[Listings of elements and regions]
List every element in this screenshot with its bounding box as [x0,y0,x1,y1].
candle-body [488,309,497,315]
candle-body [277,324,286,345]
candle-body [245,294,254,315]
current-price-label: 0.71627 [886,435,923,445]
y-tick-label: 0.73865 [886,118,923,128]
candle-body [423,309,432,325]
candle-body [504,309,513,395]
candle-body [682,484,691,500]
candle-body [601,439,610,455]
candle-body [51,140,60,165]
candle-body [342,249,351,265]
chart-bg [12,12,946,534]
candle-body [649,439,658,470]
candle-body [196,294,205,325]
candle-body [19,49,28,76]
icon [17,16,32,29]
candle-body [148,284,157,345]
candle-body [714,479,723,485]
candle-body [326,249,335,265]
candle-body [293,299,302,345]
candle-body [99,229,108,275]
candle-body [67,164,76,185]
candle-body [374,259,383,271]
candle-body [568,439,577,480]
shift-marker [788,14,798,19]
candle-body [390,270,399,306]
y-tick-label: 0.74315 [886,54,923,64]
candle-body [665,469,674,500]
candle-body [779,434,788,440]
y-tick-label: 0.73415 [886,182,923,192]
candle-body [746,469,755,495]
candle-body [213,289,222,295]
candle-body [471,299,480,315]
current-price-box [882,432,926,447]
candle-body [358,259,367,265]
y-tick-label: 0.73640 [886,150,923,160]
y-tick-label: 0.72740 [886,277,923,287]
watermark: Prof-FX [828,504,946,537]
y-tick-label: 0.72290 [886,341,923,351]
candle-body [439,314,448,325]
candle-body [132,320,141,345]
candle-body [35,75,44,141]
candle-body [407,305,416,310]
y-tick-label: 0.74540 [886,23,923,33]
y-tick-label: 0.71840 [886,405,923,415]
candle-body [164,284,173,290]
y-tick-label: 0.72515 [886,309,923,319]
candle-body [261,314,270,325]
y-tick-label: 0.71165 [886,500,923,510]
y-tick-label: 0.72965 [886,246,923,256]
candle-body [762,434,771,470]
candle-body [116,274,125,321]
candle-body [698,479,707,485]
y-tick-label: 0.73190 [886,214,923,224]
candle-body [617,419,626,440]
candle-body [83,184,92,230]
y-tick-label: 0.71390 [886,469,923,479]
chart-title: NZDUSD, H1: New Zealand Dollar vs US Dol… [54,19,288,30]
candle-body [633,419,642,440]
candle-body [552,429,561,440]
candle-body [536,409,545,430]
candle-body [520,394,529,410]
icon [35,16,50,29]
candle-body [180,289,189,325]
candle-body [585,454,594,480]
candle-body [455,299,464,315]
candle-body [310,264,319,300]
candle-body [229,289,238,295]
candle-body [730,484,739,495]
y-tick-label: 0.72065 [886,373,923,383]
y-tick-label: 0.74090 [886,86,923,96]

### TASK REQUIREMENTS
Could you render every line of the records above as a Markdown table with the columns "No." and "Line", numbering the rows and leaving out any blank lines?

### THE COMPLETED TASK
| No. | Line |
|---|---|
| 1 | List every element in this screenshot with its bounding box as [x0,y0,x1,y1]. |
| 2 | candle-body [488,309,497,315] |
| 3 | candle-body [277,324,286,345] |
| 4 | candle-body [245,294,254,315] |
| 5 | current-price-label: 0.71627 [886,435,923,445] |
| 6 | y-tick-label: 0.73865 [886,118,923,128] |
| 7 | candle-body [423,309,432,325] |
| 8 | candle-body [504,309,513,395] |
| 9 | candle-body [682,484,691,500] |
| 10 | candle-body [601,439,610,455] |
| 11 | candle-body [51,140,60,165] |
| 12 | candle-body [342,249,351,265] |
| 13 | chart-bg [12,12,946,534] |
| 14 | candle-body [649,439,658,470] |
| 15 | candle-body [196,294,205,325] |
| 16 | candle-body [19,49,28,76] |
| 17 | icon [17,16,32,29] |
| 18 | candle-body [148,284,157,345] |
| 19 | candle-body [714,479,723,485] |
| 20 | candle-body [326,249,335,265] |
| 21 | candle-body [293,299,302,345] |
| 22 | candle-body [99,229,108,275] |
| 23 | candle-body [67,164,76,185] |
| 24 | candle-body [374,259,383,271] |
| 25 | candle-body [568,439,577,480] |
| 26 | shift-marker [788,14,798,19] |
| 27 | candle-body [390,270,399,306] |
| 28 | y-tick-label: 0.74315 [886,54,923,64] |
| 29 | candle-body [665,469,674,500] |
| 30 | candle-body [779,434,788,440] |
| 31 | y-tick-label: 0.73415 [886,182,923,192] |
| 32 | candle-body [746,469,755,495] |
| 33 | candle-body [213,289,222,295] |
| 34 | candle-body [471,299,480,315] |
| 35 | current-price-box [882,432,926,447] |
| 36 | candle-body [358,259,367,265] |
| 37 | y-tick-label: 0.73640 [886,150,923,160] |
| 38 | y-tick-label: 0.72740 [886,277,923,287] |
| 39 | watermark: Prof-FX [828,504,946,537] |
| 40 | y-tick-label: 0.72290 [886,341,923,351] |
| 41 | candle-body [439,314,448,325] |
| 42 | candle-body [132,320,141,345] |
| 43 | candle-body [35,75,44,141] |
| 44 | candle-body [407,305,416,310] |
| 45 | y-tick-label: 0.74540 [886,23,923,33] |
| 46 | y-tick-label: 0.71840 [886,405,923,415] |
| 47 | candle-body [164,284,173,290] |
| 48 | y-tick-label: 0.72515 [886,309,923,319] |
| 49 | candle-body [261,314,270,325] |
| 50 | y-tick-label: 0.71165 [886,500,923,510] |
| 51 | y-tick-label: 0.72965 [886,246,923,256] |
| 52 | candle-body [762,434,771,470] |
| 53 | candle-body [116,274,125,321] |
| 54 | candle-body [698,479,707,485] |
| 55 | y-tick-label: 0.73190 [886,214,923,224] |
| 56 | candle-body [617,419,626,440] |
| 57 | candle-body [83,184,92,230] |
| 58 | y-tick-label: 0.71390 [886,469,923,479] |
| 59 | chart-title: NZDUSD, H1: New Zealand Dollar vs US Dol… [54,19,288,30] |
| 60 | candle-body [633,419,642,440] |
| 61 | candle-body [552,429,561,440] |
| 62 | candle-body [536,409,545,430] |
| 63 | candle-body [520,394,529,410] |
| 64 | icon [35,16,50,29] |
| 65 | candle-body [180,289,189,325] |
| 66 | candle-body [585,454,594,480] |
| 67 | candle-body [455,299,464,315] |
| 68 | candle-body [310,264,319,300] |
| 69 | candle-body [229,289,238,295] |
| 70 | candle-body [730,484,739,495] |
| 71 | y-tick-label: 0.72065 [886,373,923,383] |
| 72 | y-tick-label: 0.74090 [886,86,923,96] |